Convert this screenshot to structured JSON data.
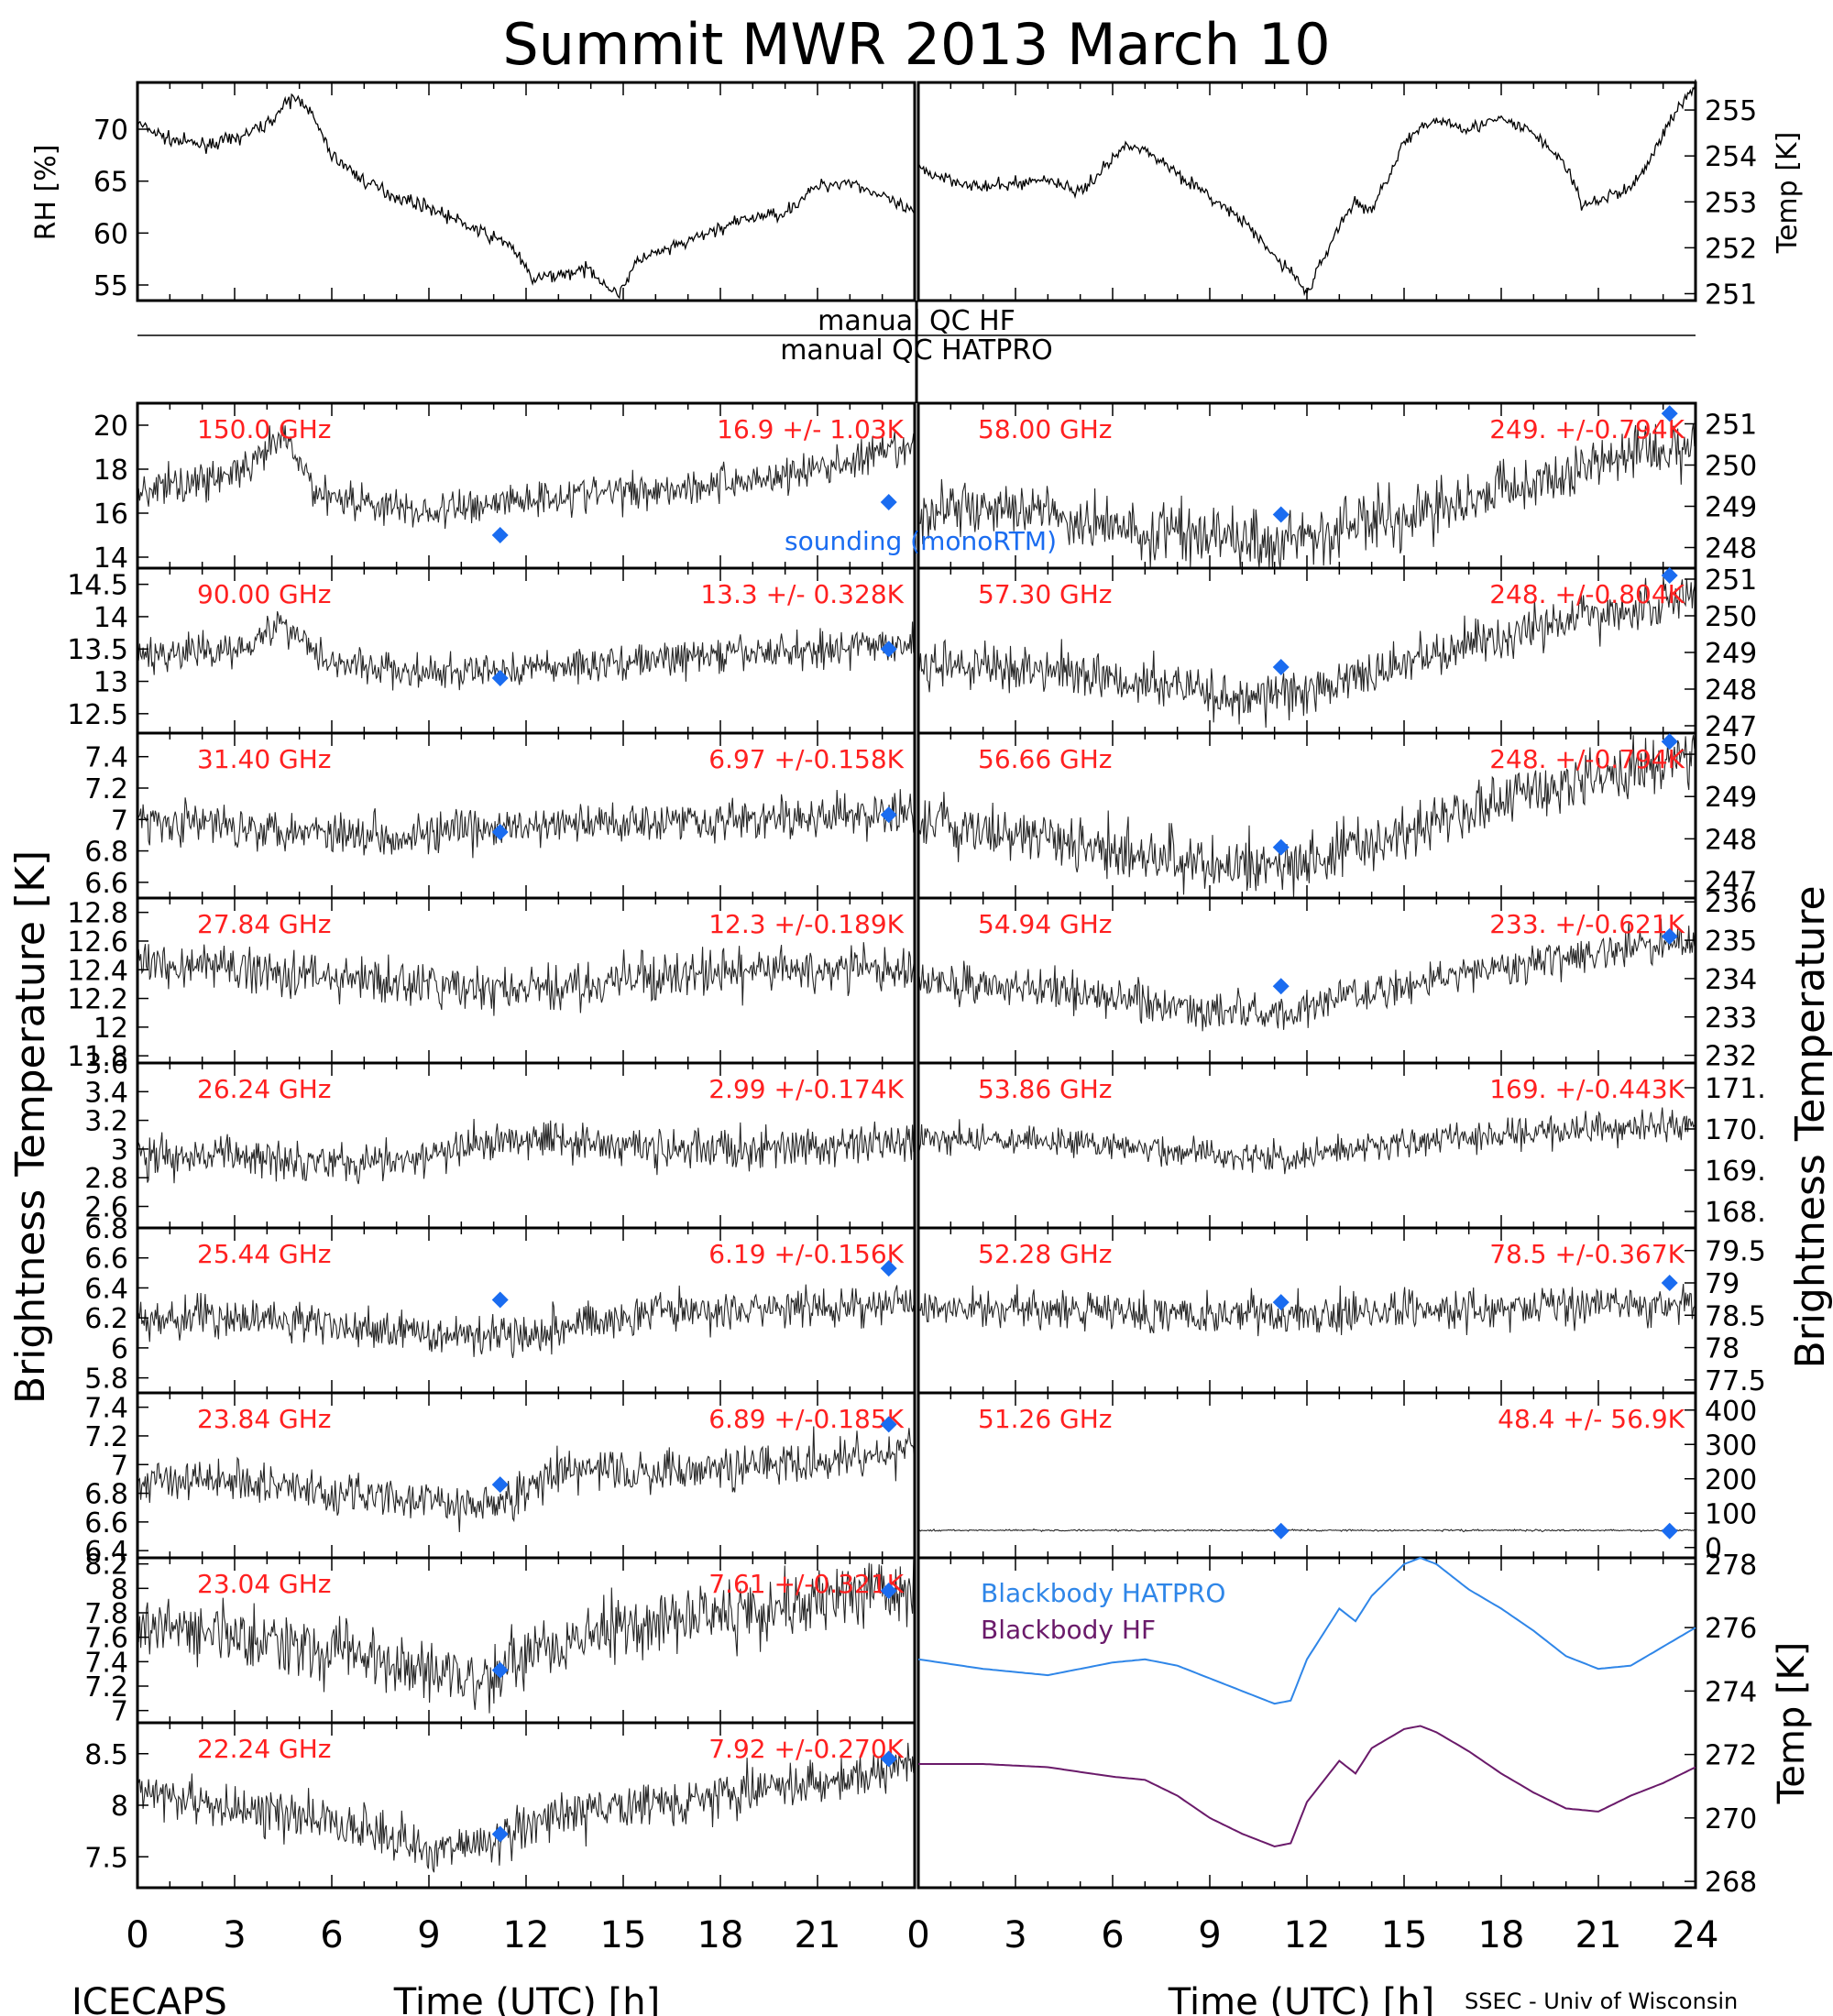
{
  "figure": {
    "title": "Summit MWR 2013 March 10",
    "ylabel_left": "Brightness Temperature [K]",
    "ylabel_right": "Brightness Temperature",
    "footer_left": "ICECAPS",
    "footer_right": "SSEC - Univ of Wisconsin",
    "qc_hf": "manual QC HF",
    "qc_hatpro": "manual QC HATPRO",
    "sounding_label": "sounding (monoRTM)",
    "colors": {
      "data": "#000000",
      "annotation": "#ff2020",
      "sounding": "#1a6cf0",
      "hatpro": "#2f86e8",
      "hf": "#6a1a6a"
    }
  },
  "chart_data": [
    {
      "type": "line",
      "panel": "top-left",
      "ylabel": "RH [%]",
      "ylim": [
        53.5,
        74.5
      ],
      "xlim": [
        0,
        24
      ],
      "yticks": [
        55,
        60,
        65,
        70
      ],
      "x": [
        0,
        1,
        2,
        3,
        4,
        4.8,
        5.2,
        6,
        7,
        8,
        9,
        10,
        11,
        11.5,
        12.2,
        13,
        14,
        14.8,
        15.5,
        16.5,
        18,
        19,
        20,
        21,
        22,
        23,
        23.9
      ],
      "values": [
        70.5,
        69,
        68.5,
        69,
        70.5,
        73,
        72.5,
        67.5,
        65,
        63.5,
        62.5,
        61,
        59.5,
        59,
        55.5,
        56,
        56.5,
        54,
        57.5,
        58.5,
        60.5,
        61.5,
        62,
        64.5,
        65,
        63.5,
        62
      ]
    },
    {
      "type": "line",
      "panel": "top-right",
      "ylabel": "Temp [K]",
      "ylim": [
        250.85,
        255.6
      ],
      "xlim": [
        0,
        24
      ],
      "yticks": [
        251,
        252,
        253,
        254,
        255
      ],
      "x": [
        0,
        2,
        4,
        5,
        6.5,
        7.5,
        9,
        10,
        11,
        11.5,
        12,
        13,
        13.5,
        14,
        15,
        16,
        17,
        18,
        19,
        20,
        20.5,
        22,
        22.5,
        23,
        24
      ],
      "values": [
        253.7,
        253.3,
        253.5,
        253.2,
        254.3,
        253.9,
        253.1,
        252.6,
        251.8,
        251.5,
        251.0,
        252.5,
        253.0,
        252.8,
        254.3,
        254.8,
        254.6,
        254.8,
        254.5,
        253.8,
        252.9,
        253.3,
        253.8,
        254.5,
        255.6
      ]
    },
    {
      "type": "line",
      "panel": "left-1",
      "frequency": "150.0 GHz",
      "stats": "16.9 +/- 1.03K",
      "ylim": [
        13.5,
        21
      ],
      "yticks": [
        14,
        16,
        18,
        20
      ],
      "x": [
        0,
        2,
        3.5,
        4.5,
        5.5,
        7,
        9,
        11,
        13,
        15,
        17,
        19,
        21,
        24
      ],
      "values": [
        17,
        17.5,
        18,
        19.5,
        17,
        16.5,
        16,
        16.5,
        16.8,
        17,
        17.2,
        17.5,
        18,
        19
      ],
      "noise": 1.03,
      "sounding": [
        {
          "x": 11.2,
          "y": 15
        },
        {
          "x": 23.2,
          "y": 16.5
        }
      ]
    },
    {
      "type": "line",
      "panel": "left-2",
      "frequency": "90.00 GHz",
      "stats": "13.3 +/- 0.328K",
      "ylim": [
        12.2,
        14.75
      ],
      "yticks": [
        12.5,
        13.0,
        13.5,
        14.0,
        14.5
      ],
      "x": [
        0,
        3,
        4.5,
        6,
        9,
        12,
        15,
        18,
        21,
        24
      ],
      "values": [
        13.4,
        13.5,
        13.9,
        13.3,
        13.1,
        13.2,
        13.3,
        13.4,
        13.5,
        13.6
      ],
      "noise": 0.33,
      "sounding": [
        {
          "x": 11.2,
          "y": 13.05
        },
        {
          "x": 23.2,
          "y": 13.5
        }
      ]
    },
    {
      "type": "line",
      "panel": "left-3",
      "frequency": "31.40 GHz",
      "stats": "6.97 +/-0.158K",
      "ylim": [
        6.5,
        7.55
      ],
      "yticks": [
        6.6,
        6.8,
        7.0,
        7.2,
        7.4
      ],
      "x": [
        0,
        4,
        8,
        12,
        16,
        20,
        24
      ],
      "values": [
        7.0,
        6.95,
        6.9,
        6.95,
        7.0,
        7.0,
        7.05
      ],
      "noise": 0.16,
      "sounding": [
        {
          "x": 11.2,
          "y": 6.92
        },
        {
          "x": 23.2,
          "y": 7.03
        }
      ]
    },
    {
      "type": "line",
      "panel": "left-4",
      "frequency": "27.84 GHz",
      "stats": "12.3 +/-0.189K",
      "ylim": [
        11.75,
        12.9
      ],
      "yticks": [
        11.8,
        12.0,
        12.2,
        12.4,
        12.6,
        12.8
      ],
      "x": [
        0,
        4,
        8,
        12,
        16,
        20,
        24
      ],
      "values": [
        12.45,
        12.4,
        12.3,
        12.25,
        12.35,
        12.4,
        12.4
      ],
      "noise": 0.19,
      "sounding": []
    },
    {
      "type": "line",
      "panel": "left-5",
      "frequency": "26.24 GHz",
      "stats": "2.99 +/-0.174K",
      "ylim": [
        2.45,
        3.6
      ],
      "yticks": [
        2.6,
        2.8,
        3.0,
        3.2,
        3.4,
        3.6
      ],
      "x": [
        0,
        4,
        8,
        12,
        16,
        20,
        24
      ],
      "values": [
        2.95,
        2.95,
        2.9,
        3.1,
        3.0,
        3.0,
        3.05
      ],
      "noise": 0.17,
      "sounding": []
    },
    {
      "type": "line",
      "panel": "left-6",
      "frequency": "25.44 GHz",
      "stats": "6.19 +/-0.156K",
      "ylim": [
        5.7,
        6.8
      ],
      "yticks": [
        5.8,
        6.0,
        6.2,
        6.4,
        6.6,
        6.8
      ],
      "x": [
        0,
        4,
        8,
        12,
        16,
        20,
        24
      ],
      "values": [
        6.2,
        6.2,
        6.1,
        6.1,
        6.25,
        6.25,
        6.3
      ],
      "noise": 0.16,
      "sounding": [
        {
          "x": 11.2,
          "y": 6.32
        },
        {
          "x": 23.2,
          "y": 6.53
        }
      ]
    },
    {
      "type": "line",
      "panel": "left-7",
      "frequency": "23.84 GHz",
      "stats": "6.89 +/-0.185K",
      "ylim": [
        6.35,
        7.5
      ],
      "yticks": [
        6.4,
        6.6,
        6.8,
        7.0,
        7.2,
        7.4
      ],
      "x": [
        0,
        3,
        6,
        9,
        11,
        13,
        16,
        19,
        22,
        24
      ],
      "values": [
        6.9,
        6.9,
        6.8,
        6.75,
        6.7,
        6.95,
        6.95,
        7.0,
        7.05,
        7.1
      ],
      "noise": 0.18,
      "sounding": [
        {
          "x": 11.2,
          "y": 6.86
        },
        {
          "x": 23.2,
          "y": 7.28
        }
      ]
    },
    {
      "type": "line",
      "panel": "left-8",
      "frequency": "23.04 GHz",
      "stats": "7.61 +/-0.321K",
      "ylim": [
        6.9,
        8.25
      ],
      "yticks": [
        7.0,
        7.2,
        7.4,
        7.6,
        7.8,
        8.0,
        8.2
      ],
      "x": [
        0,
        3,
        6,
        9,
        10.5,
        12,
        15,
        18,
        21,
        24
      ],
      "values": [
        7.7,
        7.6,
        7.5,
        7.35,
        7.25,
        7.45,
        7.7,
        7.8,
        7.9,
        8.0
      ],
      "noise": 0.32,
      "sounding": [
        {
          "x": 11.2,
          "y": 7.33
        },
        {
          "x": 23.2,
          "y": 7.98
        }
      ]
    },
    {
      "type": "line",
      "panel": "left-9",
      "frequency": "22.24 GHz",
      "stats": "7.92 +/-0.270K",
      "ylim": [
        7.2,
        8.8
      ],
      "yticks": [
        7.5,
        8.0,
        8.5
      ],
      "x": [
        0,
        3,
        6,
        9,
        10.5,
        12,
        15,
        18,
        21,
        24
      ],
      "values": [
        8.15,
        7.95,
        7.85,
        7.6,
        7.6,
        7.8,
        8.0,
        8.1,
        8.2,
        8.4
      ],
      "noise": 0.27,
      "sounding": [
        {
          "x": 11.2,
          "y": 7.72
        },
        {
          "x": 23.2,
          "y": 8.45
        }
      ]
    },
    {
      "type": "line",
      "panel": "right-1",
      "frequency": "58.00 GHz",
      "stats": "249. +/-0.794K",
      "ylim": [
        247.5,
        251.5
      ],
      "yticks": [
        248,
        249,
        250,
        251
      ],
      "x": [
        0,
        3,
        6,
        9,
        11,
        14,
        17,
        20,
        24
      ],
      "values": [
        248.9,
        248.9,
        248.5,
        248.3,
        248.2,
        248.6,
        249.2,
        249.8,
        250.6
      ],
      "noise": 0.79,
      "sounding": [
        {
          "x": 11.2,
          "y": 248.8
        },
        {
          "x": 23.2,
          "y": 251.25
        }
      ]
    },
    {
      "type": "line",
      "panel": "right-2",
      "frequency": "57.30 GHz",
      "stats": "248. +/-0.804K",
      "ylim": [
        246.8,
        251.3
      ],
      "yticks": [
        247,
        248,
        249,
        250,
        251
      ],
      "x": [
        0,
        3,
        6,
        9,
        11,
        14,
        17,
        20,
        24
      ],
      "values": [
        248.7,
        248.6,
        248.3,
        247.9,
        247.8,
        248.4,
        249.2,
        249.9,
        250.6
      ],
      "noise": 0.8,
      "sounding": [
        {
          "x": 11.2,
          "y": 248.6
        },
        {
          "x": 23.2,
          "y": 251.1
        }
      ]
    },
    {
      "type": "line",
      "panel": "right-3",
      "frequency": "56.66 GHz",
      "stats": "248. +/-0.794K",
      "ylim": [
        246.6,
        250.5
      ],
      "yticks": [
        247,
        248,
        249,
        250
      ],
      "x": [
        0,
        3,
        6,
        9,
        11,
        14,
        17,
        20,
        24
      ],
      "values": [
        248.3,
        248.1,
        247.8,
        247.4,
        247.3,
        247.9,
        248.6,
        249.3,
        249.9
      ],
      "noise": 0.79,
      "sounding": [
        {
          "x": 11.2,
          "y": 247.8
        },
        {
          "x": 23.2,
          "y": 250.3
        }
      ]
    },
    {
      "type": "line",
      "panel": "right-4",
      "frequency": "54.94 GHz",
      "stats": "233. +/-0.621K",
      "ylim": [
        231.8,
        236.1
      ],
      "yticks": [
        232,
        233,
        234,
        235,
        236
      ],
      "x": [
        0,
        3,
        6,
        9,
        11,
        14,
        17,
        20,
        24
      ],
      "values": [
        234.0,
        233.8,
        233.5,
        233.2,
        233.1,
        233.6,
        234.2,
        234.6,
        235.0
      ],
      "noise": 0.62,
      "sounding": [
        {
          "x": 11.2,
          "y": 233.8
        },
        {
          "x": 23.2,
          "y": 235.1
        }
      ]
    },
    {
      "type": "line",
      "panel": "right-5",
      "frequency": "53.86 GHz",
      "stats": "169. +/-0.443K",
      "ylim": [
        167.6,
        171.6
      ],
      "yticks": [
        168,
        169,
        170,
        171
      ],
      "yticklabels": [
        "168.",
        "169.",
        "170.",
        "171."
      ],
      "x": [
        0,
        3,
        6,
        9,
        11,
        14,
        17,
        20,
        24
      ],
      "values": [
        169.8,
        169.7,
        169.6,
        169.4,
        169.3,
        169.6,
        169.8,
        170.0,
        170.1
      ],
      "noise": 0.44,
      "sounding": []
    },
    {
      "type": "line",
      "panel": "right-6",
      "frequency": "52.28 GHz",
      "stats": "78.5 +/-0.367K",
      "ylim": [
        77.3,
        79.85
      ],
      "yticks": [
        77.5,
        78.0,
        78.5,
        79.0,
        79.5
      ],
      "x": [
        0,
        4,
        8,
        12,
        16,
        20,
        24
      ],
      "values": [
        78.6,
        78.6,
        78.5,
        78.5,
        78.6,
        78.6,
        78.7
      ],
      "noise": 0.37,
      "sounding": [
        {
          "x": 11.2,
          "y": 78.7
        },
        {
          "x": 23.2,
          "y": 79.0
        }
      ]
    },
    {
      "type": "line",
      "panel": "right-7",
      "frequency": "51.26 GHz",
      "stats": "48.4 +/- 56.9K",
      "ylim": [
        -30,
        450
      ],
      "yticks": [
        0,
        100,
        200,
        300,
        400
      ],
      "x": [
        0,
        24
      ],
      "values": [
        50,
        50
      ],
      "noise": 3,
      "sounding": [
        {
          "x": 11.2,
          "y": 48
        },
        {
          "x": 23.2,
          "y": 48
        }
      ]
    },
    {
      "type": "line",
      "panel": "right-8",
      "ylabel": "Temp [K]",
      "ylim": [
        267.8,
        278.2
      ],
      "xlim": [
        0,
        24
      ],
      "yticks": [
        268,
        270,
        272,
        274,
        276,
        278
      ],
      "series": [
        {
          "name": "Blackbody HATPRO",
          "x": [
            0,
            2,
            4,
            6,
            7,
            8,
            9,
            10,
            11,
            11.5,
            12,
            13,
            13.5,
            14,
            15,
            15.5,
            16,
            17,
            18,
            19,
            20,
            21,
            22,
            23,
            24
          ],
          "values": [
            275.0,
            274.7,
            274.5,
            274.9,
            275.0,
            274.8,
            274.4,
            274.0,
            273.6,
            273.7,
            275.0,
            276.6,
            276.2,
            277.0,
            278.0,
            278.2,
            278.0,
            277.2,
            276.6,
            275.9,
            275.1,
            274.7,
            274.8,
            275.4,
            276.0
          ]
        },
        {
          "name": "Blackbody HF",
          "x": [
            0,
            2,
            4,
            6,
            7,
            8,
            9,
            10,
            11,
            11.5,
            12,
            13,
            13.5,
            14,
            15,
            15.5,
            16,
            17,
            18,
            19,
            20,
            21,
            22,
            23,
            24
          ],
          "values": [
            271.7,
            271.7,
            271.6,
            271.3,
            271.2,
            270.7,
            270.0,
            269.5,
            269.1,
            269.2,
            270.5,
            271.8,
            271.4,
            272.2,
            272.8,
            272.9,
            272.7,
            272.1,
            271.4,
            270.8,
            270.3,
            270.2,
            270.7,
            271.1,
            271.6
          ]
        }
      ]
    }
  ],
  "xaxis": {
    "label": "Time (UTC) [h]",
    "ticks_left": [
      "0",
      "3",
      "6",
      "9",
      "12",
      "15",
      "18",
      "21"
    ],
    "ticks_right": [
      "0",
      "3",
      "6",
      "9",
      "12",
      "15",
      "18",
      "21",
      "24"
    ]
  }
}
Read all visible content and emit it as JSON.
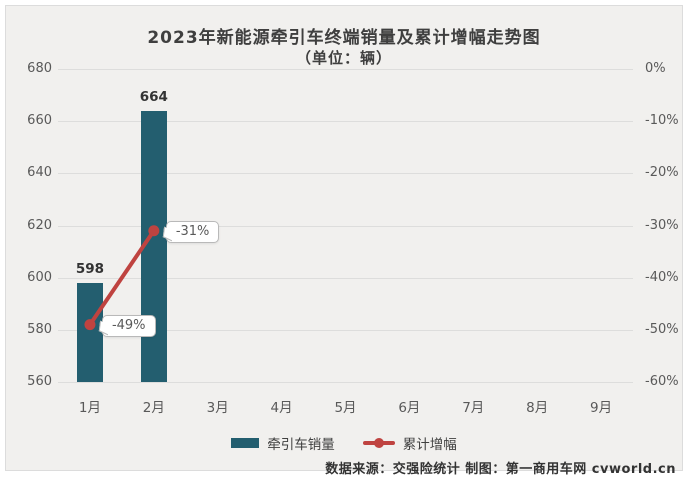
{
  "chart_data": {
    "type": "bar",
    "subtype": "combo-bar-line",
    "title": "2023年新能源牵引车终端销量及累计增幅走势图",
    "subtitle": "（单位：辆）",
    "categories": [
      "1月",
      "2月",
      "3月",
      "4月",
      "5月",
      "6月",
      "7月",
      "8月",
      "9月"
    ],
    "series": [
      {
        "name": "牵引车销量",
        "type": "bar",
        "color": "#235e6f",
        "values": [
          598,
          664,
          null,
          null,
          null,
          null,
          null,
          null,
          null
        ],
        "data_labels": [
          "598",
          "664"
        ]
      },
      {
        "name": "累计增幅",
        "type": "line",
        "color": "#bf4340",
        "values": [
          -49,
          -31,
          null,
          null,
          null,
          null,
          null,
          null,
          null
        ],
        "data_labels": [
          "-49%",
          "-31%"
        ]
      }
    ],
    "left_axis": {
      "min": 560,
      "max": 680,
      "tick_step": 20,
      "ticks": [
        "680",
        "660",
        "640",
        "620",
        "600",
        "580",
        "560"
      ]
    },
    "right_axis": {
      "min": -60,
      "max": 0,
      "tick_step": 10,
      "ticks": [
        "0%",
        "-10%",
        "-20%",
        "-30%",
        "-40%",
        "-50%",
        "-60%"
      ]
    },
    "grid": true,
    "legend_position": "bottom",
    "background_color": "#f1f0ee",
    "gridline_color": "#dddddc"
  },
  "footer": {
    "source": "数据来源：交强险统计 制图：第一商用车网 cvworld.cn"
  }
}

━━━━━━━━

→ Goal of the exercise: Read the data above and count the lines that include "Temperature". Answer only with the count.

→ Expected answer: 2